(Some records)
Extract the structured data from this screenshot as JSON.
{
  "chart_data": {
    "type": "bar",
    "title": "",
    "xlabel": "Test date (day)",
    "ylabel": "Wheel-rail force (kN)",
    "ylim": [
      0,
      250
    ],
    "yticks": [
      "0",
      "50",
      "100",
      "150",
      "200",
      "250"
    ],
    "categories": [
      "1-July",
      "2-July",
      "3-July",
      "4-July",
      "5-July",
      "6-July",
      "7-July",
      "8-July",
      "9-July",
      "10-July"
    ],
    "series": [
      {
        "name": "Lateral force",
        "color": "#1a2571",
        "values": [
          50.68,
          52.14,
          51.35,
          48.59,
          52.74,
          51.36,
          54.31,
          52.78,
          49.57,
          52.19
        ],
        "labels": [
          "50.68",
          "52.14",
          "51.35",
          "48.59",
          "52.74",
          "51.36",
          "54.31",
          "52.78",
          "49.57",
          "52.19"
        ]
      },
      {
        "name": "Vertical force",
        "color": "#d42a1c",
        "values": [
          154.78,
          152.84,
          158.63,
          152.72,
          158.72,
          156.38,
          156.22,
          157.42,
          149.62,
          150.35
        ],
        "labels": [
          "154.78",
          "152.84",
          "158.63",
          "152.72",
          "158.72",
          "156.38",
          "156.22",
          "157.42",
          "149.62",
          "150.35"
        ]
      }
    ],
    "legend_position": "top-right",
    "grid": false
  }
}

**Exercise details:**
Set down every line of the listing above again, exactly as given.

**Exercise solution:**
Extract the structured data from this screenshot as JSON.
{
  "chart_data": {
    "type": "bar",
    "title": "",
    "xlabel": "Test date (day)",
    "ylabel": "Wheel-rail force (kN)",
    "ylim": [
      0,
      250
    ],
    "yticks": [
      "0",
      "50",
      "100",
      "150",
      "200",
      "250"
    ],
    "categories": [
      "1-July",
      "2-July",
      "3-July",
      "4-July",
      "5-July",
      "6-July",
      "7-July",
      "8-July",
      "9-July",
      "10-July"
    ],
    "series": [
      {
        "name": "Lateral force",
        "color": "#1a2571",
        "values": [
          50.68,
          52.14,
          51.35,
          48.59,
          52.74,
          51.36,
          54.31,
          52.78,
          49.57,
          52.19
        ],
        "labels": [
          "50.68",
          "52.14",
          "51.35",
          "48.59",
          "52.74",
          "51.36",
          "54.31",
          "52.78",
          "49.57",
          "52.19"
        ]
      },
      {
        "name": "Vertical force",
        "color": "#d42a1c",
        "values": [
          154.78,
          152.84,
          158.63,
          152.72,
          158.72,
          156.38,
          156.22,
          157.42,
          149.62,
          150.35
        ],
        "labels": [
          "154.78",
          "152.84",
          "158.63",
          "152.72",
          "158.72",
          "156.38",
          "156.22",
          "157.42",
          "149.62",
          "150.35"
        ]
      }
    ],
    "legend_position": "top-right",
    "grid": false
  }
}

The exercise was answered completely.